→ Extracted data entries
☆ ☆ ☆ ☆ ☆ ☆ ☆
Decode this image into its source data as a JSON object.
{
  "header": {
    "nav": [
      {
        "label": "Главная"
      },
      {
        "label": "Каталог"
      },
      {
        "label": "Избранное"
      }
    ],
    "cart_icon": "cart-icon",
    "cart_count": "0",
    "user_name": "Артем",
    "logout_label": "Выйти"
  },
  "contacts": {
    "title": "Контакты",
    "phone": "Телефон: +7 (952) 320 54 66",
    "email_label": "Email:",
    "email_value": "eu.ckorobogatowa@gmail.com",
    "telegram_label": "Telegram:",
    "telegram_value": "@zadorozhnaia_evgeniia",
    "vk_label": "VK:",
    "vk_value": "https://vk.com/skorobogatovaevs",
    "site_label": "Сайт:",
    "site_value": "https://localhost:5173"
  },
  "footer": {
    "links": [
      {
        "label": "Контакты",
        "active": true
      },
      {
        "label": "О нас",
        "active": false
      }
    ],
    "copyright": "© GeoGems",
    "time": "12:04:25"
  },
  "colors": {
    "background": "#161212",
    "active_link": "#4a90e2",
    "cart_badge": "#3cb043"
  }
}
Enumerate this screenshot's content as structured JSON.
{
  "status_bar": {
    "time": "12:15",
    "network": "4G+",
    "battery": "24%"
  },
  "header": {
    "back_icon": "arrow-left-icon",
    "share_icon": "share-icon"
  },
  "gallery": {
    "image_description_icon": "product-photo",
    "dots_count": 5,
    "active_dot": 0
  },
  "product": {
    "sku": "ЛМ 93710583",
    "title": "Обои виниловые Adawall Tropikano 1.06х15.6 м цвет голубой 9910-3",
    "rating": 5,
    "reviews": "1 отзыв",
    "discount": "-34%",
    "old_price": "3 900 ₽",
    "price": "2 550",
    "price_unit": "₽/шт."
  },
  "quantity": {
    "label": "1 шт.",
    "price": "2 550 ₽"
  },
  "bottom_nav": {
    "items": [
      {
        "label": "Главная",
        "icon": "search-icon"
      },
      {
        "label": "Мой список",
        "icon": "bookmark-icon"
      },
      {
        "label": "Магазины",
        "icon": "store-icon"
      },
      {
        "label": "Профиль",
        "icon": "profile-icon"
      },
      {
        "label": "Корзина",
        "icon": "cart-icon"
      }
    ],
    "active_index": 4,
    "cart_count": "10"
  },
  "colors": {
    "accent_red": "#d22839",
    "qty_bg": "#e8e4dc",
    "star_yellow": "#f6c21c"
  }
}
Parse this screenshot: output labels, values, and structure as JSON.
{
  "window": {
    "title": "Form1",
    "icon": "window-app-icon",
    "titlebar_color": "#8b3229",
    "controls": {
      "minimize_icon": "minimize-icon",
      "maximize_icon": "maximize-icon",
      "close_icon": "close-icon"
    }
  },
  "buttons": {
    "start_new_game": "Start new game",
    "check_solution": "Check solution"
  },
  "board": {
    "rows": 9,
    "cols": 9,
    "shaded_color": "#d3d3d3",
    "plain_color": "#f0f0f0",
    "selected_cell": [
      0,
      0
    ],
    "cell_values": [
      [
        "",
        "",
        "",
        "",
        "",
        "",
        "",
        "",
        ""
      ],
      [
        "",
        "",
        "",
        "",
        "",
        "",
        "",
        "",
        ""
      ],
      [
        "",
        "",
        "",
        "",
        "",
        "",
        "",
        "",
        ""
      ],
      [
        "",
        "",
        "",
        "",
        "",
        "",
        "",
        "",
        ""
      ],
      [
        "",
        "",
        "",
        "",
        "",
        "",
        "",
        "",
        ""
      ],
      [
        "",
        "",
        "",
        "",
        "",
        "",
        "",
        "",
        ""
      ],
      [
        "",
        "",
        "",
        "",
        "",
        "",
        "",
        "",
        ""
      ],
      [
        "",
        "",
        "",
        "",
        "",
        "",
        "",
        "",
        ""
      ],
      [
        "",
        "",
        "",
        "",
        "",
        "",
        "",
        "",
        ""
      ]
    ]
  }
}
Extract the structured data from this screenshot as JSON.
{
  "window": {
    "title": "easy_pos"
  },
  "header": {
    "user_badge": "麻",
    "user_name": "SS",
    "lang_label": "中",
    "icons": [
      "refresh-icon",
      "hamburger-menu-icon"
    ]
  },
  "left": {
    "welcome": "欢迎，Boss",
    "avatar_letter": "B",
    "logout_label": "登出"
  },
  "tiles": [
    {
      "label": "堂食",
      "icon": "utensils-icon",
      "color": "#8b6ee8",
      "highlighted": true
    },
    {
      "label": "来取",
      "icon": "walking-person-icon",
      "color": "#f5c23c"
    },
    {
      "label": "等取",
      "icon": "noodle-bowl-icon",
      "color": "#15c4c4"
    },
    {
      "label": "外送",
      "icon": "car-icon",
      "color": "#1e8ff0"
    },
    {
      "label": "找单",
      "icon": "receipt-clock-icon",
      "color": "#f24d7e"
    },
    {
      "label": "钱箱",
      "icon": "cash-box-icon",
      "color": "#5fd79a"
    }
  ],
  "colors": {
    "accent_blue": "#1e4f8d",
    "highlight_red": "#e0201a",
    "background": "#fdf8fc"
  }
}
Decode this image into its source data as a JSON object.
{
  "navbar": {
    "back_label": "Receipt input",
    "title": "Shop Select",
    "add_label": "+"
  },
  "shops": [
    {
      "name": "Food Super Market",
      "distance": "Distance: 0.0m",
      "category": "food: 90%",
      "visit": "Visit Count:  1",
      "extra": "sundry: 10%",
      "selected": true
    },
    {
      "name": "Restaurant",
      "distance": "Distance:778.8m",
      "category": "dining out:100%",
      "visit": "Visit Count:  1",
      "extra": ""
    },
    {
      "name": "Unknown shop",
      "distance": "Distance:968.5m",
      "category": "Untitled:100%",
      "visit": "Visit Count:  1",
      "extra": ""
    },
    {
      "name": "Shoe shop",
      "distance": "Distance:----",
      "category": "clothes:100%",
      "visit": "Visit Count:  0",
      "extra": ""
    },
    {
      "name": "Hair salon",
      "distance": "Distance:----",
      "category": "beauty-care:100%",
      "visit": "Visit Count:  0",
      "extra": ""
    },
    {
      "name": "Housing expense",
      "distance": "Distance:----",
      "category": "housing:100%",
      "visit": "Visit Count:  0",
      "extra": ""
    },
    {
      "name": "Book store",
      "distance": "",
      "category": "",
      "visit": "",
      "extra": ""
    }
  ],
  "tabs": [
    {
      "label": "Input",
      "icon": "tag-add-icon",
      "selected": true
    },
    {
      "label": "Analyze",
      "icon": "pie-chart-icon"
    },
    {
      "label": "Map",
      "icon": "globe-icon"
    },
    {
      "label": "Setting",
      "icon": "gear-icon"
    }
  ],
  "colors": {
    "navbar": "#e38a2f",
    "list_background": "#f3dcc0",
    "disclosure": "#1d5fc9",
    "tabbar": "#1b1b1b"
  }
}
☆ ☆ ☆ ☆ ☆ ☆ ☆
→ What you need to do
Each entry above is to be set down again in exactly the same words.

→ Task response
Decode this image into its source data as a JSON object.
{
  "header": {
    "nav": [
      {
        "label": "Главная"
      },
      {
        "label": "Каталог"
      },
      {
        "label": "Избранное"
      }
    ],
    "cart_icon": "cart-icon",
    "cart_count": "0",
    "user_name": "Артем",
    "logout_label": "Выйти"
  },
  "contacts": {
    "title": "Контакты",
    "phone": "Телефон: +7 (952) 320 54 66",
    "email_label": "Email:",
    "email_value": "eu.ckorobogatowa@gmail.com",
    "telegram_label": "Telegram:",
    "telegram_value": "@zadorozhnaia_evgeniia",
    "vk_label": "VK:",
    "vk_value": "https://vk.com/skorobogatovaevs",
    "site_label": "Сайт:",
    "site_value": "https://localhost:5173"
  },
  "footer": {
    "links": [
      {
        "label": "Контакты",
        "active": true
      },
      {
        "label": "О нас",
        "active": false
      }
    ],
    "copyright": "© GeoGems",
    "time": "12:04:25"
  },
  "colors": {
    "background": "#161212",
    "active_link": "#4a90e2",
    "cart_badge": "#3cb043"
  }
}
Enumerate this screenshot's content as structured JSON.
{
  "status_bar": {
    "time": "12:15",
    "network": "4G+",
    "battery": "24%"
  },
  "header": {
    "back_icon": "arrow-left-icon",
    "share_icon": "share-icon"
  },
  "gallery": {
    "image_description_icon": "product-photo",
    "dots_count": 5,
    "active_dot": 0
  },
  "product": {
    "sku": "ЛМ 93710583",
    "title": "Обои виниловые Adawall Tropikano 1.06х15.6 м цвет голубой 9910-3",
    "rating": 5,
    "reviews": "1 отзыв",
    "discount": "-34%",
    "old_price": "3 900 ₽",
    "price": "2 550",
    "price_unit": "₽/шт."
  },
  "quantity": {
    "label": "1 шт.",
    "price": "2 550 ₽"
  },
  "bottom_nav": {
    "items": [
      {
        "label": "Главная",
        "icon": "search-icon"
      },
      {
        "label": "Мой список",
        "icon": "bookmark-icon"
      },
      {
        "label": "Магазины",
        "icon": "store-icon"
      },
      {
        "label": "Профиль",
        "icon": "profile-icon"
      },
      {
        "label": "Корзина",
        "icon": "cart-icon"
      }
    ],
    "active_index": 4,
    "cart_count": "10"
  },
  "colors": {
    "accent_red": "#d22839",
    "qty_bg": "#e8e4dc",
    "star_yellow": "#f6c21c"
  }
}
Parse this screenshot: output labels, values, and structure as JSON.
{
  "window": {
    "title": "Form1",
    "icon": "window-app-icon",
    "titlebar_color": "#8b3229",
    "controls": {
      "minimize_icon": "minimize-icon",
      "maximize_icon": "maximize-icon",
      "close_icon": "close-icon"
    }
  },
  "buttons": {
    "start_new_game": "Start new game",
    "check_solution": "Check solution"
  },
  "board": {
    "rows": 9,
    "cols": 9,
    "shaded_color": "#d3d3d3",
    "plain_color": "#f0f0f0",
    "selected_cell": [
      0,
      0
    ],
    "cell_values": [
      [
        "",
        "",
        "",
        "",
        "",
        "",
        "",
        "",
        ""
      ],
      [
        "",
        "",
        "",
        "",
        "",
        "",
        "",
        "",
        ""
      ],
      [
        "",
        "",
        "",
        "",
        "",
        "",
        "",
        "",
        ""
      ],
      [
        "",
        "",
        "",
        "",
        "",
        "",
        "",
        "",
        ""
      ],
      [
        "",
        "",
        "",
        "",
        "",
        "",
        "",
        "",
        ""
      ],
      [
        "",
        "",
        "",
        "",
        "",
        "",
        "",
        "",
        ""
      ],
      [
        "",
        "",
        "",
        "",
        "",
        "",
        "",
        "",
        ""
      ],
      [
        "",
        "",
        "",
        "",
        "",
        "",
        "",
        "",
        ""
      ],
      [
        "",
        "",
        "",
        "",
        "",
        "",
        "",
        "",
        ""
      ]
    ]
  }
}
Extract the structured data from this screenshot as JSON.
{
  "window": {
    "title": "easy_pos"
  },
  "header": {
    "user_badge": "麻",
    "user_name": "SS",
    "lang_label": "中",
    "icons": [
      "refresh-icon",
      "hamburger-menu-icon"
    ]
  },
  "left": {
    "welcome": "欢迎，Boss",
    "avatar_letter": "B",
    "logout_label": "登出"
  },
  "tiles": [
    {
      "label": "堂食",
      "icon": "utensils-icon",
      "color": "#8b6ee8",
      "highlighted": true
    },
    {
      "label": "来取",
      "icon": "walking-person-icon",
      "color": "#f5c23c"
    },
    {
      "label": "等取",
      "icon": "noodle-bowl-icon",
      "color": "#15c4c4"
    },
    {
      "label": "外送",
      "icon": "car-icon",
      "color": "#1e8ff0"
    },
    {
      "label": "找单",
      "icon": "receipt-clock-icon",
      "color": "#f24d7e"
    },
    {
      "label": "钱箱",
      "icon": "cash-box-icon",
      "color": "#5fd79a"
    }
  ],
  "colors": {
    "accent_blue": "#1e4f8d",
    "highlight_red": "#e0201a",
    "background": "#fdf8fc"
  }
}
Decode this image into its source data as a JSON object.
{
  "navbar": {
    "back_label": "Receipt input",
    "title": "Shop Select",
    "add_label": "+"
  },
  "shops": [
    {
      "name": "Food Super Market",
      "distance": "Distance: 0.0m",
      "category": "food: 90%",
      "visit": "Visit Count:  1",
      "extra": "sundry: 10%",
      "selected": true
    },
    {
      "name": "Restaurant",
      "distance": "Distance:778.8m",
      "category": "dining out:100%",
      "visit": "Visit Count:  1",
      "extra": ""
    },
    {
      "name": "Unknown shop",
      "distance": "Distance:968.5m",
      "category": "Untitled:100%",
      "visit": "Visit Count:  1",
      "extra": ""
    },
    {
      "name": "Shoe shop",
      "distance": "Distance:----",
      "category": "clothes:100%",
      "visit": "Visit Count:  0",
      "extra": ""
    },
    {
      "name": "Hair salon",
      "distance": "Distance:----",
      "category": "beauty-care:100%",
      "visit": "Visit Count:  0",
      "extra": ""
    },
    {
      "name": "Housing expense",
      "distance": "Distance:----",
      "category": "housing:100%",
      "visit": "Visit Count:  0",
      "extra": ""
    },
    {
      "name": "Book store",
      "distance": "",
      "category": "",
      "visit": "",
      "extra": ""
    }
  ],
  "tabs": [
    {
      "label": "Input",
      "icon": "tag-add-icon",
      "selected": true
    },
    {
      "label": "Analyze",
      "icon": "pie-chart-icon"
    },
    {
      "label": "Map",
      "icon": "globe-icon"
    },
    {
      "label": "Setting",
      "icon": "gear-icon"
    }
  ],
  "colors": {
    "navbar": "#e38a2f",
    "list_background": "#f3dcc0",
    "disclosure": "#1d5fc9",
    "tabbar": "#1b1b1b"
  }
}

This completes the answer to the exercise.